Stated goal :: Below is a block of data; give all of it again word for word.

Material ::
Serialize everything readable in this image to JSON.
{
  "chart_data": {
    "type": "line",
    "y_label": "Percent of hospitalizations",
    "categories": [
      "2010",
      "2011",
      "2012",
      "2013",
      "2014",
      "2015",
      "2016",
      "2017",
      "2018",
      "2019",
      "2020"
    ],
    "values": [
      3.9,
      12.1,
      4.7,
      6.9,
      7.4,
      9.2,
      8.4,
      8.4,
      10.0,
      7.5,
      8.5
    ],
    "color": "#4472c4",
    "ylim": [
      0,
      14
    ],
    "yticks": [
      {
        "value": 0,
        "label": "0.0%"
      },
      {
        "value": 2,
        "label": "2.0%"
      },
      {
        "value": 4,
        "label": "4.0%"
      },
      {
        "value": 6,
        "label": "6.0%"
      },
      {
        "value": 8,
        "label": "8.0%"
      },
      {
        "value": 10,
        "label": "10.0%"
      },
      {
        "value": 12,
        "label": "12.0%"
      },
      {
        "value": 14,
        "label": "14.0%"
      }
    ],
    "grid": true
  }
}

Exercise result ::
Serialize everything readable in this image to JSON.
{
  "chart_data": {
    "type": "line",
    "y_label": "Percent of hospitalizations",
    "categories": [
      "2010",
      "2011",
      "2012",
      "2013",
      "2014",
      "2015",
      "2016",
      "2017",
      "2018",
      "2019",
      "2020"
    ],
    "values": [
      3.9,
      12.1,
      4.7,
      6.9,
      7.4,
      9.2,
      8.4,
      8.4,
      10.0,
      7.5,
      8.5
    ],
    "color": "#4472c4",
    "ylim": [
      0,
      14
    ],
    "yticks": [
      {
        "value": 0,
        "label": "0.0%"
      },
      {
        "value": 2,
        "label": "2.0%"
      },
      {
        "value": 4,
        "label": "4.0%"
      },
      {
        "value": 6,
        "label": "6.0%"
      },
      {
        "value": 8,
        "label": "8.0%"
      },
      {
        "value": 10,
        "label": "10.0%"
      },
      {
        "value": 12,
        "label": "12.0%"
      },
      {
        "value": 14,
        "label": "14.0%"
      }
    ],
    "grid": true
  }
}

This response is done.